I think it died because the past few days my laptop was getting very hot, and now all of a sudden it's not hot anymore. I think the part burned out and died..is there any way to confirm that the part is dead, without opening it up?

Anywho, that's what I think, so if I need to replace it, I'd rather just buy a new laptop because mine is very old and outdated, but if there is some other type of solution to this please let me know what I can do!

Thank you!


----------



## Green972 (Mar 8, 2013)

Ok, this is very strange, I just restarted my laptop(after scanning-no threats, and refreshing my internet boxes-no change) and now all of a sudden my laptop has internet again...what is going on, is this the network adapter, is it going to be going on and off now...? :/ I fee like this is temporary../ what does that error I got above mean? how can I make sure it's working correctly/or not working?

# Data segment:
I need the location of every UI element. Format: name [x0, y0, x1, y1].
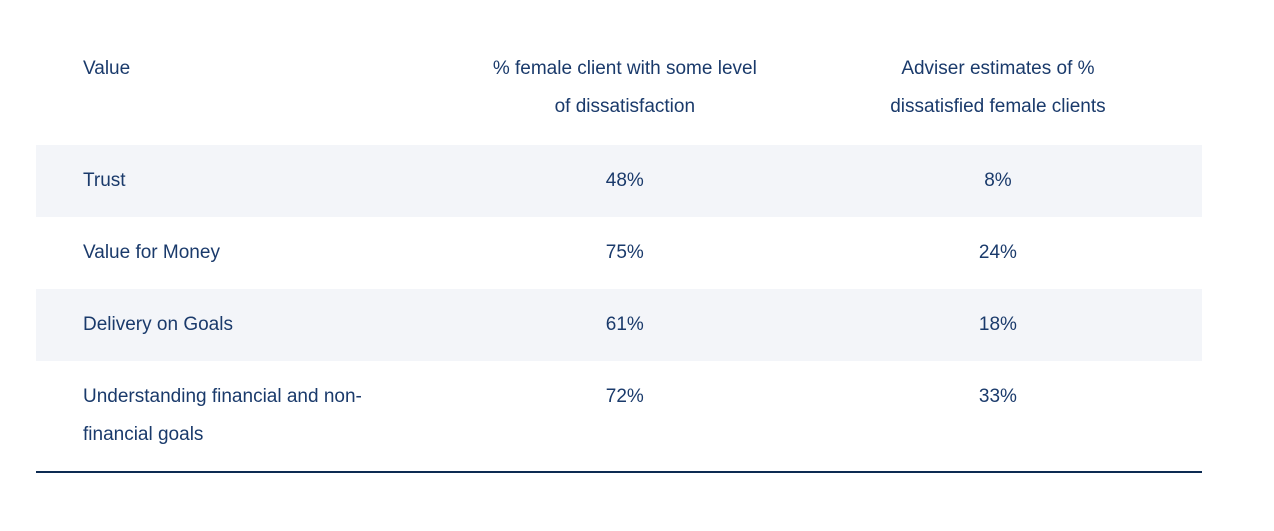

# Work to be completed:
Could you reproduce, word for word, the entire forum thread above about the overheating laptop that lost its internet connection?

# Reply to the task:
I think it died because the past few days my laptop was getting very hot, and now all of a sudden it's not hot anymore. I think the part burned out and died..is there any way to confirm that the part is dead, without opening it up?

Anywho, that's what I think, so if I need to replace it, I'd rather just buy a new laptop because mine is very old and outdated, but if there is some other type of solution to this please let me know what I can do!

Thank you!


----------



## Green972 (Mar 8, 2013)

Ok, this is very strange, I just restarted my laptop(after scanning-no threats, and refreshing my internet boxes-no change) and now all of a sudden my laptop has internet again...what is going on, is this the network adapter, is it going to be going on and off now...? :/ I fee like this is temporary../ what does that error I got above mean? how can I make sure it's working correctly/or not working?